▶ **Written exercise**
Gather all lines containing the string "frères" and copy them out.

▶ **Material provided**
*****
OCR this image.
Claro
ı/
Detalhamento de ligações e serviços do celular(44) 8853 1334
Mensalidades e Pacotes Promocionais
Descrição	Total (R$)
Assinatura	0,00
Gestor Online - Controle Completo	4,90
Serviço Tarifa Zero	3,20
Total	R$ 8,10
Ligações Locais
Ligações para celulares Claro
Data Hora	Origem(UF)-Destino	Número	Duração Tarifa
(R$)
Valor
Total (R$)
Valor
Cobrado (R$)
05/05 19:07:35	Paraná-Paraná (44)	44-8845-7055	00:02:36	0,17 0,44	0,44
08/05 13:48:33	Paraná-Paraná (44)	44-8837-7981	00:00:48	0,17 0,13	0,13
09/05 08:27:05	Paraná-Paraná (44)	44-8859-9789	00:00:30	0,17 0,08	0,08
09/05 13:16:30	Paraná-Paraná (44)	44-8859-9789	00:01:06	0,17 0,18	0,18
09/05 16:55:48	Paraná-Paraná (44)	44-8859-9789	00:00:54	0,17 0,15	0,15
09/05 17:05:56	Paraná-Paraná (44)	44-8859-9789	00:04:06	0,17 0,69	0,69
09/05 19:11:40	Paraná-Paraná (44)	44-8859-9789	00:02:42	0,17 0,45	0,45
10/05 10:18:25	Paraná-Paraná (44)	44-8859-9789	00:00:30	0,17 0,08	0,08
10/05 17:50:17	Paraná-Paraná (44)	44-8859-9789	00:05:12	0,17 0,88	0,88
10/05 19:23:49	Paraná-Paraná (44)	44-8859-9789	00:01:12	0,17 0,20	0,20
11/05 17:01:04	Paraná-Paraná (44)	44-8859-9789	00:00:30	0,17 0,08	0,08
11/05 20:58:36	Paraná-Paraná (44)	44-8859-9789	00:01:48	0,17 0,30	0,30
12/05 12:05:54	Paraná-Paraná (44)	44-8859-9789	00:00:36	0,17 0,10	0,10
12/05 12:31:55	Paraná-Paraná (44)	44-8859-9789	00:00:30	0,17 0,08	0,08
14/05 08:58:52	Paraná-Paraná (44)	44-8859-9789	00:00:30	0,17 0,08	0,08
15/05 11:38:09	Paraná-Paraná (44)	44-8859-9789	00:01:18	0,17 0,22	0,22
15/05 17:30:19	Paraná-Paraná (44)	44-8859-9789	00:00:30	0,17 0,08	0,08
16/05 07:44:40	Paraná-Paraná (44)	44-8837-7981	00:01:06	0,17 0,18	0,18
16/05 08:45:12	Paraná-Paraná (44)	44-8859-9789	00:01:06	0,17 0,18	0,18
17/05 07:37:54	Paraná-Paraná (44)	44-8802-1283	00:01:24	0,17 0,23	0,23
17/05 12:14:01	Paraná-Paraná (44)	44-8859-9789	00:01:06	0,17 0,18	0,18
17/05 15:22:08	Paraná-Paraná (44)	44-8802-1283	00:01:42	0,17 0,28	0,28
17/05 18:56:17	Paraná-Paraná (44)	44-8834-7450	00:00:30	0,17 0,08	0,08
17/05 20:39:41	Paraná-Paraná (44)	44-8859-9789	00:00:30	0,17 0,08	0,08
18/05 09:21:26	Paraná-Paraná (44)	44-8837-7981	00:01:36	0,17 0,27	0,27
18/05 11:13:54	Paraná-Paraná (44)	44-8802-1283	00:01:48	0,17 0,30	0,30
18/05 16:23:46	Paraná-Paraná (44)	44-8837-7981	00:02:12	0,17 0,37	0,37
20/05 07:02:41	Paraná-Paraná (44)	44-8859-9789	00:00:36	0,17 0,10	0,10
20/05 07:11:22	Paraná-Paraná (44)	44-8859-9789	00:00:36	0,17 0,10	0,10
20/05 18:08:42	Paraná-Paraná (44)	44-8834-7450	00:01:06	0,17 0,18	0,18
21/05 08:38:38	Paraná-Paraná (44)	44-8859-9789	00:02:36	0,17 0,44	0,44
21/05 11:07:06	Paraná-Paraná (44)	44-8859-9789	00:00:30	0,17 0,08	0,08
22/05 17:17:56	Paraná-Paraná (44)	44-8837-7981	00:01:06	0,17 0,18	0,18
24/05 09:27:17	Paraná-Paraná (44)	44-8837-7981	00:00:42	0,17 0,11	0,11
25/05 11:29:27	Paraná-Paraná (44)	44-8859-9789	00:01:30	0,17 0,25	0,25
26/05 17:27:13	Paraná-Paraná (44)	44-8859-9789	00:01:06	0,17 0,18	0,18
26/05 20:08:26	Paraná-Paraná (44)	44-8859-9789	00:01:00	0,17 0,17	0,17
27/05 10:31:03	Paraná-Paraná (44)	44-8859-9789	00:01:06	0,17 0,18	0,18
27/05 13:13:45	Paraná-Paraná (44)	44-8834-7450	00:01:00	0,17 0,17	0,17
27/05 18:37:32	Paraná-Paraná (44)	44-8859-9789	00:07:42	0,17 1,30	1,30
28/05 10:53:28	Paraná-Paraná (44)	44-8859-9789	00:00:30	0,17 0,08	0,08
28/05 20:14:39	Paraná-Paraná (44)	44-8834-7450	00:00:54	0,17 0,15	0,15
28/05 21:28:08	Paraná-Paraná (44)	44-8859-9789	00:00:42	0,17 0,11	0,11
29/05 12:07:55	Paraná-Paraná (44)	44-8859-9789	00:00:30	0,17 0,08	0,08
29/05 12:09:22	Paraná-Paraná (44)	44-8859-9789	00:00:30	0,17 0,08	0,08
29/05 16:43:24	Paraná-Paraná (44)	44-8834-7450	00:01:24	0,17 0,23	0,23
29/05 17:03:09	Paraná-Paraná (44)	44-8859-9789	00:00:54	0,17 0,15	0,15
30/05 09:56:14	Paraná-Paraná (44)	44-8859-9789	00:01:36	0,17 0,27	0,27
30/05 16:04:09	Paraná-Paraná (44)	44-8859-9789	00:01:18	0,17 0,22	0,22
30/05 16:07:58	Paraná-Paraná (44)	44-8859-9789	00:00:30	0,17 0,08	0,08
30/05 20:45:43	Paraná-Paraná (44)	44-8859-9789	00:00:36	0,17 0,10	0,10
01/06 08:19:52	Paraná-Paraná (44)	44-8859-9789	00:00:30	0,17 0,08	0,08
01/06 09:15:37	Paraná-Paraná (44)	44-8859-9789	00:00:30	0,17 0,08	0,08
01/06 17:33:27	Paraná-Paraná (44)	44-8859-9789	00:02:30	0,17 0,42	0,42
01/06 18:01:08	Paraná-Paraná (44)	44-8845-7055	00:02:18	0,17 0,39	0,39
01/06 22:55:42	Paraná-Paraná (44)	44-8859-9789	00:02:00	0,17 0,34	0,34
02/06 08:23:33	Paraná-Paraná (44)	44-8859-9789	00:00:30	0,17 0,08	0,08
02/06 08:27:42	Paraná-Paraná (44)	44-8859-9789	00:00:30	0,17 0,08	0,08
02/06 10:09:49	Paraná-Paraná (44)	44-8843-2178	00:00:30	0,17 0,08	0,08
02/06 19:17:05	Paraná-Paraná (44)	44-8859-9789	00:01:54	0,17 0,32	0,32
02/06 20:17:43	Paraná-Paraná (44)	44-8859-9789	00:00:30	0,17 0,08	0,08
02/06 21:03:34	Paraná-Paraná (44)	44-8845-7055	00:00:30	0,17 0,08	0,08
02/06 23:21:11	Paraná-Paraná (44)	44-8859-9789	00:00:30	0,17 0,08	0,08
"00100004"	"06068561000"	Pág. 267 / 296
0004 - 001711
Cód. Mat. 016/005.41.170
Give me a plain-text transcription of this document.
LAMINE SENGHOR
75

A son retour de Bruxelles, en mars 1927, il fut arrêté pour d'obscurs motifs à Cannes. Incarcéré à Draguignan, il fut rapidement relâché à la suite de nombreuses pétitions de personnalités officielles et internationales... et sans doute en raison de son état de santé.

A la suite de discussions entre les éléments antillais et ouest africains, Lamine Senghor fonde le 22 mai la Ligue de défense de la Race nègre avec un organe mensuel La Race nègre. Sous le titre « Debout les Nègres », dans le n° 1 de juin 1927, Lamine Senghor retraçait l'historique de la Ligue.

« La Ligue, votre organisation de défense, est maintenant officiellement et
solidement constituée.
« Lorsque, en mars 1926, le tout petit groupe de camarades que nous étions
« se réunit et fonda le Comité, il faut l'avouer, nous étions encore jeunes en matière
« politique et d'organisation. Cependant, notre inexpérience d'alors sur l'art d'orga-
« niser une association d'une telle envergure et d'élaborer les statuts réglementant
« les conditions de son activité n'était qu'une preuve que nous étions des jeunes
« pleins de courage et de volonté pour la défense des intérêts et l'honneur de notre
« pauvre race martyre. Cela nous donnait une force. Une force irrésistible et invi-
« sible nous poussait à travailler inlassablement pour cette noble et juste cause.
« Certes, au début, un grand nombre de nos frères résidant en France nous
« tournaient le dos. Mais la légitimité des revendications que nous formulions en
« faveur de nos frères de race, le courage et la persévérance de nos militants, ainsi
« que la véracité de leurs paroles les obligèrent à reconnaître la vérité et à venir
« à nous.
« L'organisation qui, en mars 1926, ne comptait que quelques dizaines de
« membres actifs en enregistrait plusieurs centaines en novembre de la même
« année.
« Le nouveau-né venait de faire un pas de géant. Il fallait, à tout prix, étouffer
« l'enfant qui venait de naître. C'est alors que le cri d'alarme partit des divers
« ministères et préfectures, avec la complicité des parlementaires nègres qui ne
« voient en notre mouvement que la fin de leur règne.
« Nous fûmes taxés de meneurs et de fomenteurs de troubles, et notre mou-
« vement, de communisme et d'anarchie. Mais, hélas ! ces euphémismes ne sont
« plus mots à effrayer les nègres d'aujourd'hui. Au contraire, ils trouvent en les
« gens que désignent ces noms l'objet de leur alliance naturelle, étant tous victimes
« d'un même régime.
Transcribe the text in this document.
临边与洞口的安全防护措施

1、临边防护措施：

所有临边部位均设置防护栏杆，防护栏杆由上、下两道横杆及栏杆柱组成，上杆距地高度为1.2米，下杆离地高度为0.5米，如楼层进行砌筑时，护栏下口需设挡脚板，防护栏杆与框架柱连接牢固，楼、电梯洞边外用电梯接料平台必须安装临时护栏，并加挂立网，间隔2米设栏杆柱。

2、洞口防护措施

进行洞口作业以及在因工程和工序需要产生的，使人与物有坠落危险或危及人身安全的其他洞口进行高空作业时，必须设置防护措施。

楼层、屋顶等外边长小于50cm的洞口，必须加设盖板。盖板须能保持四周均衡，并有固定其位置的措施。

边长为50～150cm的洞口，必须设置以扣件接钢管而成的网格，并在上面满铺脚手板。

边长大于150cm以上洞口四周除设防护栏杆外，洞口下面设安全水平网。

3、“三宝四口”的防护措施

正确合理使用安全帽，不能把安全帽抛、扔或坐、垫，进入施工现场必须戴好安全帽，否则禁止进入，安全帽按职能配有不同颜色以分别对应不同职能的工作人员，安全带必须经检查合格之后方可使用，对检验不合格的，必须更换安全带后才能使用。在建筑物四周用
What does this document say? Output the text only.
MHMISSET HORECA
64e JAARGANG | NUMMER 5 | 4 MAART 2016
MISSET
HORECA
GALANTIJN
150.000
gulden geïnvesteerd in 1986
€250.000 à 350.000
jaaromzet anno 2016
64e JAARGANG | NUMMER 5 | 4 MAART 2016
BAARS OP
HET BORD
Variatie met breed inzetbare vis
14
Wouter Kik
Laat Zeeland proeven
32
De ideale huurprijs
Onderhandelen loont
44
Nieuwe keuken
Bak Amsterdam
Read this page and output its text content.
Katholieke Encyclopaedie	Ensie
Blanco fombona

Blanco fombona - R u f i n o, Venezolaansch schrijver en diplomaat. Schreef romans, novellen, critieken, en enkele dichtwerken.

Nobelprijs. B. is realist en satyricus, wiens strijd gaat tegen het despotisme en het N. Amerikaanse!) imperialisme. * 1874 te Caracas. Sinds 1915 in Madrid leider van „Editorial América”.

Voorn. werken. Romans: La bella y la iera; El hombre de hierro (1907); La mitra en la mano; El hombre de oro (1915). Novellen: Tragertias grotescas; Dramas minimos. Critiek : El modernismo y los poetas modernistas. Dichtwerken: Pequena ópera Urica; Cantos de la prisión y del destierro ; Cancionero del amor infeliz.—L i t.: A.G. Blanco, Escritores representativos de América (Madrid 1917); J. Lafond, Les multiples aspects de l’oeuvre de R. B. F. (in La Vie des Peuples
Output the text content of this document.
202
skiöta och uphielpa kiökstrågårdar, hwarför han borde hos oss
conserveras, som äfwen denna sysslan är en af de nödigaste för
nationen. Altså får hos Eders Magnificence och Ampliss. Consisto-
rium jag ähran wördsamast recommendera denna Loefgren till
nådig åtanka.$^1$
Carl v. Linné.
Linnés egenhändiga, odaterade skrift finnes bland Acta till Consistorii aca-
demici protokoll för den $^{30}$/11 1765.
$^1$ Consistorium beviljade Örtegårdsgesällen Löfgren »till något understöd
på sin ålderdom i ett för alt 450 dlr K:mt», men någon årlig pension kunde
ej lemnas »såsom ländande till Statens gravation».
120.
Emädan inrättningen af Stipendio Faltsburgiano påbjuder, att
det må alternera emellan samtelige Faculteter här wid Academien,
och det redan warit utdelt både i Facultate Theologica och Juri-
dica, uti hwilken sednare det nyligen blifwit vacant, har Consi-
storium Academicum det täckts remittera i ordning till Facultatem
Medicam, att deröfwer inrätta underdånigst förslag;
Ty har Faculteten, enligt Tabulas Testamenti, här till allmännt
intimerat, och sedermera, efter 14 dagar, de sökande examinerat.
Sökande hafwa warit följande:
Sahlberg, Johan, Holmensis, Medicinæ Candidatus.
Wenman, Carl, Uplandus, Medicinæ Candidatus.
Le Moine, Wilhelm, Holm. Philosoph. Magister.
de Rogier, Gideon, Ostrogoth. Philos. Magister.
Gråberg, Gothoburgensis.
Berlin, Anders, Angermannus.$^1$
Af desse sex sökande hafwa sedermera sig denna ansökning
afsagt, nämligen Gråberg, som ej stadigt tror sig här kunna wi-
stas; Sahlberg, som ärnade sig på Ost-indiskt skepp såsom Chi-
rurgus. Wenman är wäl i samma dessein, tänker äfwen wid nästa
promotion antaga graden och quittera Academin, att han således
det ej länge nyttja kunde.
*****
▶ **Written response**
« Certes, au début, un grand nombre de nos frères résidant en France nous
« faveur de nos frères de race, le courage et la persévérance de nos militants, ainsi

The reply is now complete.